**** AVAILABLE DATA

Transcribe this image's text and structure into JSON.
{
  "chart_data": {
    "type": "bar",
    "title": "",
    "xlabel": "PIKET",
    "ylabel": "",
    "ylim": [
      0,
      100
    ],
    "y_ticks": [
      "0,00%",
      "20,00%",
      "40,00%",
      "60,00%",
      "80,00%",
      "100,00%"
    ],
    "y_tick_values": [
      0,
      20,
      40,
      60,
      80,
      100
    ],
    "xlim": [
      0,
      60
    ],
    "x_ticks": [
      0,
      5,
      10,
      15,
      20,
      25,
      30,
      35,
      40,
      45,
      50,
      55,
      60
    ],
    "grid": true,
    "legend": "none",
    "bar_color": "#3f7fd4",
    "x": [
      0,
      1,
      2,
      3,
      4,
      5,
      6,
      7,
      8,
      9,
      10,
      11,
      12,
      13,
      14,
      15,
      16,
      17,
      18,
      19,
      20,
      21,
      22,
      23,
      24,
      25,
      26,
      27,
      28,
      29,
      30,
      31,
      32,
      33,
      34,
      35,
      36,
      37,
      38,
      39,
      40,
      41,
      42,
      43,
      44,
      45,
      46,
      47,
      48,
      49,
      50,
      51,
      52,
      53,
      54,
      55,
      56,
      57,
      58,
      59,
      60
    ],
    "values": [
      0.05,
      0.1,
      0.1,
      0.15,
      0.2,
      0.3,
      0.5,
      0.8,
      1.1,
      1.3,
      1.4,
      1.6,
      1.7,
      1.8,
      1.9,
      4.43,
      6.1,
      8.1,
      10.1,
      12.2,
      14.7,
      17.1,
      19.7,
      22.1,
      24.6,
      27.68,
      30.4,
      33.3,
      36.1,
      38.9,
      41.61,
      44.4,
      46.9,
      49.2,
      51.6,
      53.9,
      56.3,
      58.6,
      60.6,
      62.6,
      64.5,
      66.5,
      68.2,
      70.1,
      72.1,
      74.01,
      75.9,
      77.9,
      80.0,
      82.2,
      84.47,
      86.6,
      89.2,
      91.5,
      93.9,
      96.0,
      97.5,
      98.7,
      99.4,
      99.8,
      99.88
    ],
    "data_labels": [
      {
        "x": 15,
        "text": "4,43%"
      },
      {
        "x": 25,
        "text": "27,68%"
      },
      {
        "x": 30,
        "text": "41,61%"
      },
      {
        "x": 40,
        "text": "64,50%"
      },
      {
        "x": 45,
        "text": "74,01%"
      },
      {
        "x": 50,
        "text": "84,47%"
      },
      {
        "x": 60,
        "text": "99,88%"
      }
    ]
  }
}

********

SHORT TASK:
Transcribe the entire listing above precisely.

SOLUTION BELOW:
Transcribe this image's text and structure into JSON.
{
  "chart_data": {
    "type": "bar",
    "title": "",
    "xlabel": "PIKET",
    "ylabel": "",
    "ylim": [
      0,
      100
    ],
    "y_ticks": [
      "0,00%",
      "20,00%",
      "40,00%",
      "60,00%",
      "80,00%",
      "100,00%"
    ],
    "y_tick_values": [
      0,
      20,
      40,
      60,
      80,
      100
    ],
    "xlim": [
      0,
      60
    ],
    "x_ticks": [
      0,
      5,
      10,
      15,
      20,
      25,
      30,
      35,
      40,
      45,
      50,
      55,
      60
    ],
    "grid": true,
    "legend": "none",
    "bar_color": "#3f7fd4",
    "x": [
      0,
      1,
      2,
      3,
      4,
      5,
      6,
      7,
      8,
      9,
      10,
      11,
      12,
      13,
      14,
      15,
      16,
      17,
      18,
      19,
      20,
      21,
      22,
      23,
      24,
      25,
      26,
      27,
      28,
      29,
      30,
      31,
      32,
      33,
      34,
      35,
      36,
      37,
      38,
      39,
      40,
      41,
      42,
      43,
      44,
      45,
      46,
      47,
      48,
      49,
      50,
      51,
      52,
      53,
      54,
      55,
      56,
      57,
      58,
      59,
      60
    ],
    "values": [
      0.05,
      0.1,
      0.1,
      0.15,
      0.2,
      0.3,
      0.5,
      0.8,
      1.1,
      1.3,
      1.4,
      1.6,
      1.7,
      1.8,
      1.9,
      4.43,
      6.1,
      8.1,
      10.1,
      12.2,
      14.7,
      17.1,
      19.7,
      22.1,
      24.6,
      27.68,
      30.4,
      33.3,
      36.1,
      38.9,
      41.61,
      44.4,
      46.9,
      49.2,
      51.6,
      53.9,
      56.3,
      58.6,
      60.6,
      62.6,
      64.5,
      66.5,
      68.2,
      70.1,
      72.1,
      74.01,
      75.9,
      77.9,
      80.0,
      82.2,
      84.47,
      86.6,
      89.2,
      91.5,
      93.9,
      96.0,
      97.5,
      98.7,
      99.4,
      99.8,
      99.88
    ],
    "data_labels": [
      {
        "x": 15,
        "text": "4,43%"
      },
      {
        "x": 25,
        "text": "27,68%"
      },
      {
        "x": 30,
        "text": "41,61%"
      },
      {
        "x": 40,
        "text": "64,50%"
      },
      {
        "x": 45,
        "text": "74,01%"
      },
      {
        "x": 50,
        "text": "84,47%"
      },
      {
        "x": 60,
        "text": "99,88%"
      }
    ]
  }
}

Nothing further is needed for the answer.